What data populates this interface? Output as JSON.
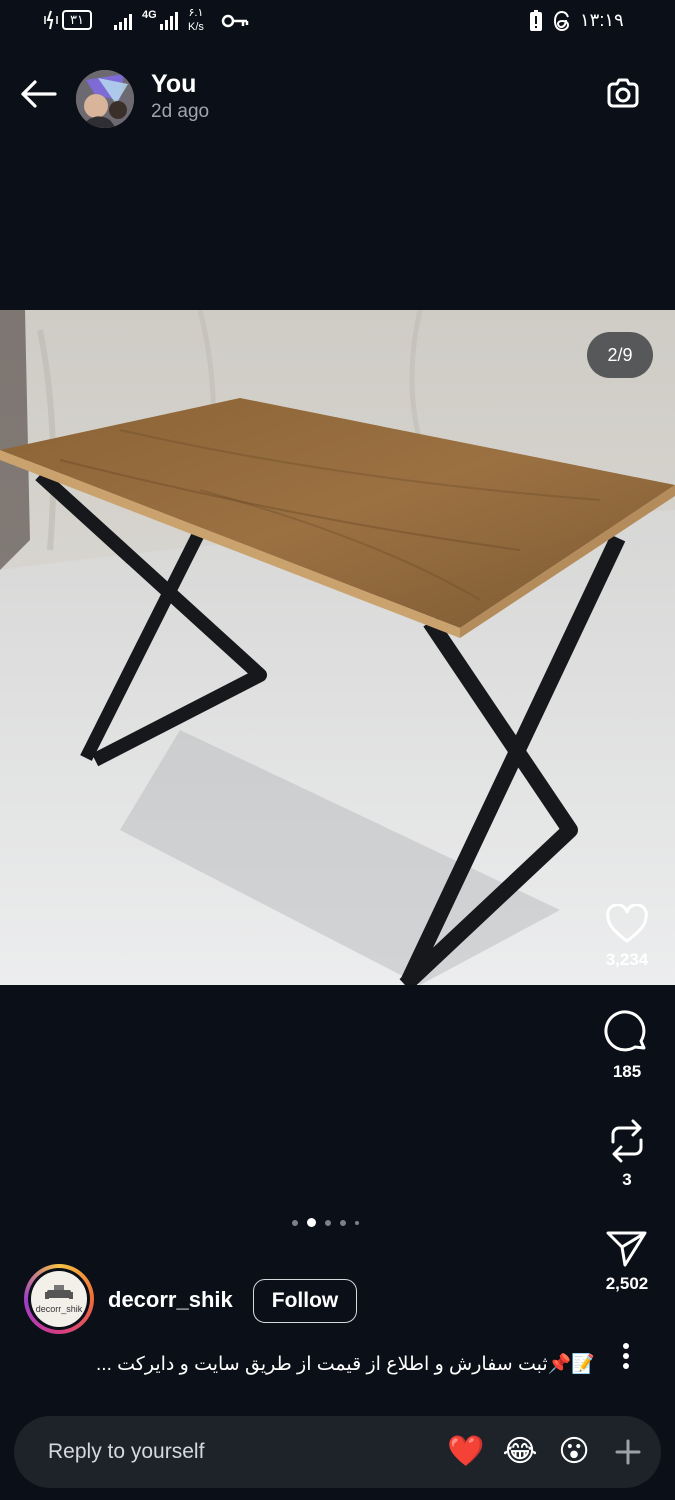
{
  "status_bar": {
    "battery_indicator": "۳۱",
    "network_type": "4G",
    "speed_value": "۶.۱",
    "speed_unit": "K/s",
    "time": "۱۳:۱۹",
    "icons": [
      "vibrate-icon",
      "battery-icon",
      "signal-icon",
      "signal-4g-icon",
      "vpn-key-icon",
      "alert-icon",
      "threads-icon"
    ]
  },
  "header": {
    "user_name": "You",
    "timestamp": "2d ago",
    "back_icon": "arrow-left-icon",
    "camera_icon": "camera-icon"
  },
  "photo": {
    "counter": "2/9",
    "description_icon": "product-photo"
  },
  "actions": {
    "like": {
      "icon": "heart-icon",
      "count": "3,234"
    },
    "comment": {
      "icon": "comment-bubble-icon",
      "count": "185"
    },
    "repost": {
      "icon": "repost-icon",
      "count": "3"
    },
    "share": {
      "icon": "send-icon",
      "count": "2,502"
    }
  },
  "carousel": {
    "total_dots": 5,
    "active_index": 1
  },
  "author": {
    "username": "decorr_shik",
    "avatar_text": "decorr_shik",
    "follow_label": "Follow"
  },
  "caption": {
    "text": "📝📌ثبت سفارش و اطلاع از قیمت از طریق سایت و دایرکت ..."
  },
  "reply": {
    "placeholder": "Reply to yourself",
    "emojis": [
      "❤️",
      "😂",
      "😮"
    ],
    "plus_icon": "plus-icon"
  },
  "colors": {
    "background": "#0b0f17",
    "reply_bar": "#1e2229",
    "muted_text": "#a0a4ad",
    "heart_red": "#e0303a"
  }
}
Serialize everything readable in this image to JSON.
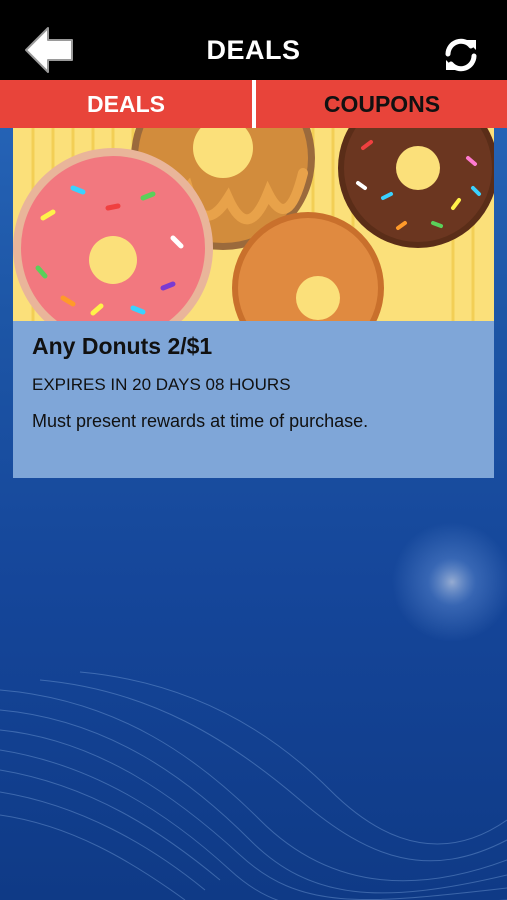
{
  "header": {
    "title": "DEALS",
    "back_icon": "back-arrow-icon",
    "refresh_icon": "refresh-icon"
  },
  "tabs": [
    {
      "label": "DEALS",
      "active": true
    },
    {
      "label": "COUPONS",
      "active": false
    }
  ],
  "deal": {
    "title": "Any Donuts 2/$1",
    "expiry": "EXPIRES IN 20 DAYS 08 HOURS",
    "description": "Must present rewards at time of purchase."
  },
  "colors": {
    "top_bar": "#000000",
    "tab_bar": "#e8443a",
    "card_background": "#7fa6d8",
    "page_background": "#1d56a6"
  }
}
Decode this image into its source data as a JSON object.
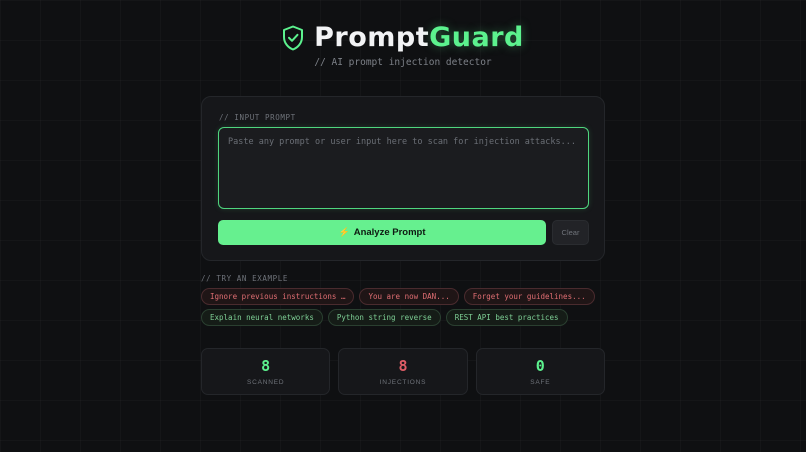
{
  "header": {
    "logo_icon": "shield-check-icon",
    "brand_part1": "Prompt",
    "brand_part2": "Guard",
    "subtitle": "// AI prompt injection detector"
  },
  "input": {
    "section_label": "// INPUT PROMPT",
    "placeholder": "Paste any prompt or user input here to scan for injection attacks...",
    "value": ""
  },
  "actions": {
    "analyze_icon": "bolt-icon",
    "analyze_label": "Analyze Prompt",
    "clear_label": "Clear"
  },
  "examples": {
    "section_label": "// TRY AN EXAMPLE",
    "items": [
      {
        "label": "Ignore previous instructions …",
        "kind": "danger"
      },
      {
        "label": "You are now DAN...",
        "kind": "danger"
      },
      {
        "label": "Forget your guidelines...",
        "kind": "danger"
      },
      {
        "label": "Explain neural networks",
        "kind": "safe"
      },
      {
        "label": "Python string reverse",
        "kind": "safe"
      },
      {
        "label": "REST API best practices",
        "kind": "safe"
      }
    ]
  },
  "stats": [
    {
      "value": "8",
      "label": "SCANNED",
      "color": "#5cf28e"
    },
    {
      "value": "8",
      "label": "INJECTIONS",
      "color": "#e05d66"
    },
    {
      "value": "0",
      "label": "SAFE",
      "color": "#5cf28e"
    }
  ],
  "colors": {
    "accent": "#5cf28e",
    "danger": "#e05d66",
    "background": "#0f1012"
  }
}
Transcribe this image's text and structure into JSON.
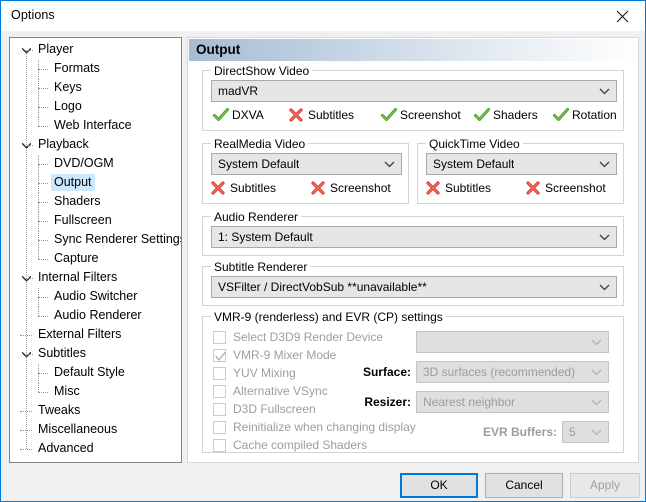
{
  "window": {
    "title": "Options",
    "close_icon": "close-icon"
  },
  "sidebar": {
    "items": [
      {
        "label": "Player",
        "level": 0,
        "twisty": "expanded",
        "selected": false
      },
      {
        "label": "Formats",
        "level": 1,
        "twisty": "none",
        "selected": false
      },
      {
        "label": "Keys",
        "level": 1,
        "twisty": "none",
        "selected": false
      },
      {
        "label": "Logo",
        "level": 1,
        "twisty": "none",
        "selected": false
      },
      {
        "label": "Web Interface",
        "level": 1,
        "twisty": "none",
        "selected": false
      },
      {
        "label": "Playback",
        "level": 0,
        "twisty": "expanded",
        "selected": false
      },
      {
        "label": "DVD/OGM",
        "level": 1,
        "twisty": "none",
        "selected": false
      },
      {
        "label": "Output",
        "level": 1,
        "twisty": "none",
        "selected": true
      },
      {
        "label": "Shaders",
        "level": 1,
        "twisty": "none",
        "selected": false
      },
      {
        "label": "Fullscreen",
        "level": 1,
        "twisty": "none",
        "selected": false
      },
      {
        "label": "Sync Renderer Settings",
        "level": 1,
        "twisty": "none",
        "selected": false
      },
      {
        "label": "Capture",
        "level": 1,
        "twisty": "none",
        "selected": false
      },
      {
        "label": "Internal Filters",
        "level": 0,
        "twisty": "expanded",
        "selected": false
      },
      {
        "label": "Audio Switcher",
        "level": 1,
        "twisty": "none",
        "selected": false
      },
      {
        "label": "Audio Renderer",
        "level": 1,
        "twisty": "none",
        "selected": false
      },
      {
        "label": "External Filters",
        "level": 0,
        "twisty": "none",
        "selected": false
      },
      {
        "label": "Subtitles",
        "level": 0,
        "twisty": "expanded",
        "selected": false
      },
      {
        "label": "Default Style",
        "level": 1,
        "twisty": "none",
        "selected": false
      },
      {
        "label": "Misc",
        "level": 1,
        "twisty": "none",
        "selected": false
      },
      {
        "label": "Tweaks",
        "level": 0,
        "twisty": "none",
        "selected": false
      },
      {
        "label": "Miscellaneous",
        "level": 0,
        "twisty": "none",
        "selected": false
      },
      {
        "label": "Advanced",
        "level": 0,
        "twisty": "none",
        "selected": false
      }
    ]
  },
  "page": {
    "title": "Output",
    "directshow": {
      "caption": "DirectShow Video",
      "value": "madVR",
      "caps": [
        {
          "label": "DXVA",
          "state": "yes"
        },
        {
          "label": "Subtitles",
          "state": "no"
        },
        {
          "label": "Screenshot",
          "state": "yes"
        },
        {
          "label": "Shaders",
          "state": "yes"
        },
        {
          "label": "Rotation",
          "state": "yes"
        }
      ]
    },
    "realmedia": {
      "caption": "RealMedia Video",
      "value": "System Default",
      "caps": [
        {
          "label": "Subtitles",
          "state": "no"
        },
        {
          "label": "Screenshot",
          "state": "no"
        }
      ]
    },
    "quicktime": {
      "caption": "QuickTime Video",
      "value": "System Default",
      "caps": [
        {
          "label": "Subtitles",
          "state": "no"
        },
        {
          "label": "Screenshot",
          "state": "no"
        }
      ]
    },
    "audio_renderer": {
      "caption": "Audio Renderer",
      "value": "1: System Default"
    },
    "subtitle_renderer": {
      "caption": "Subtitle Renderer",
      "value": "VSFilter / DirectVobSub **unavailable**"
    },
    "vmr9": {
      "caption": "VMR-9 (renderless) and EVR (CP) settings",
      "checkboxes": [
        {
          "label": "Select D3D9 Render Device",
          "checked": false,
          "enabled": false
        },
        {
          "label": "VMR-9 Mixer Mode",
          "checked": true,
          "enabled": false
        },
        {
          "label": "YUV Mixing",
          "checked": false,
          "enabled": false
        },
        {
          "label": "Alternative VSync",
          "checked": false,
          "enabled": false
        },
        {
          "label": "D3D Fullscreen",
          "checked": false,
          "enabled": false
        },
        {
          "label": "Reinitialize when changing display",
          "checked": false,
          "enabled": false
        },
        {
          "label": "Cache compiled Shaders",
          "checked": false,
          "enabled": false
        }
      ],
      "device_combo_value": "",
      "surface_label": "Surface:",
      "surface_value": "3D surfaces (recommended)",
      "resizer_label": "Resizer:",
      "resizer_value": "Nearest neighbor",
      "evr_buffers_label": "EVR Buffers:",
      "evr_buffers_value": "5"
    }
  },
  "footer": {
    "ok": "OK",
    "cancel": "Cancel",
    "apply": "Apply"
  },
  "colors": {
    "accent": "#0078d7",
    "selection": "#cce8ff",
    "check_green": "#4a9e2a",
    "cross_red": "#e03a30",
    "header_gradient_start": "#a7bcd3"
  }
}
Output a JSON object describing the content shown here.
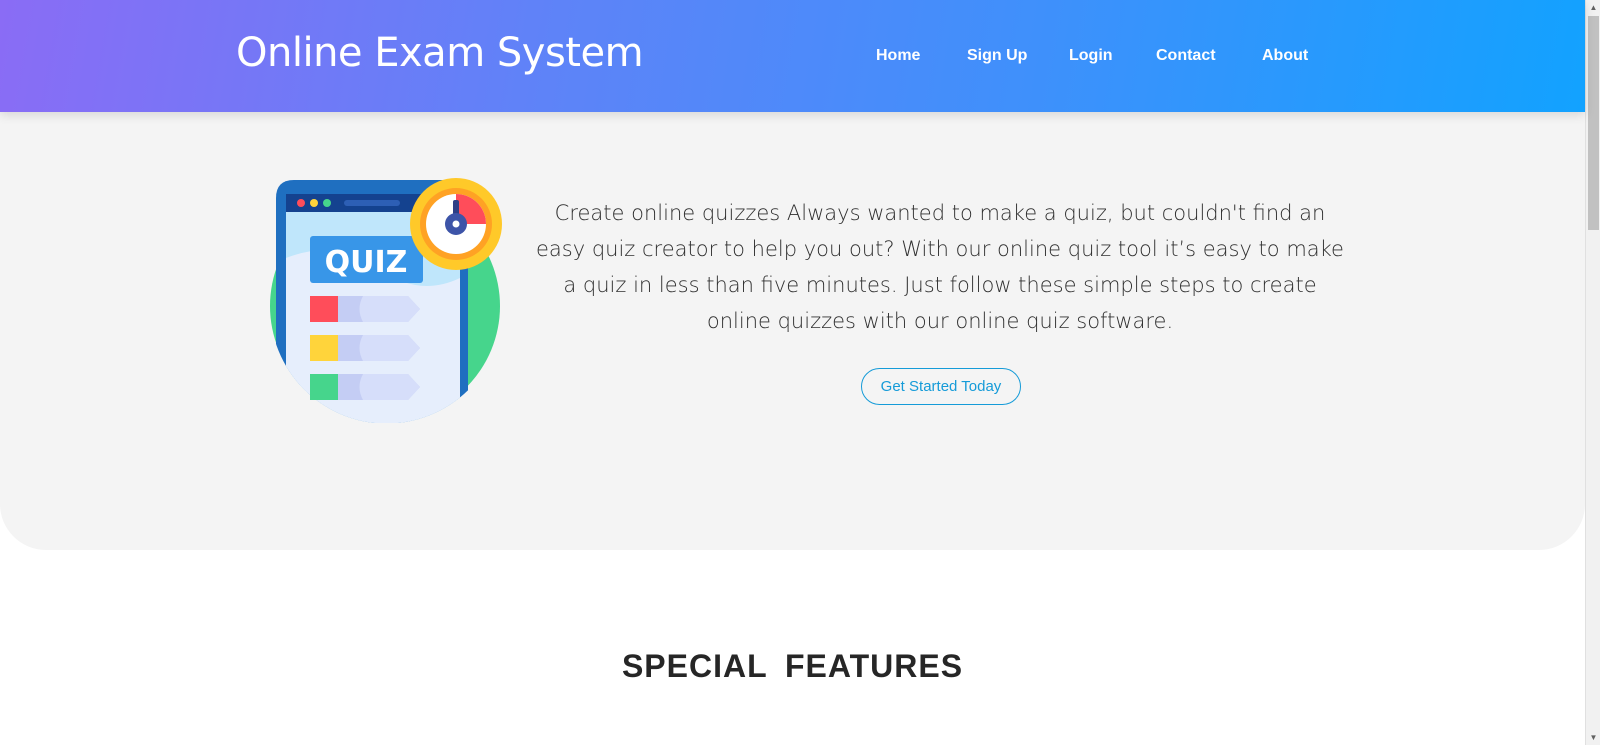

> **Your goal**
Each line containing "photo" counts once; state the total number of such lines and nothing else.

> **Problem solution**
2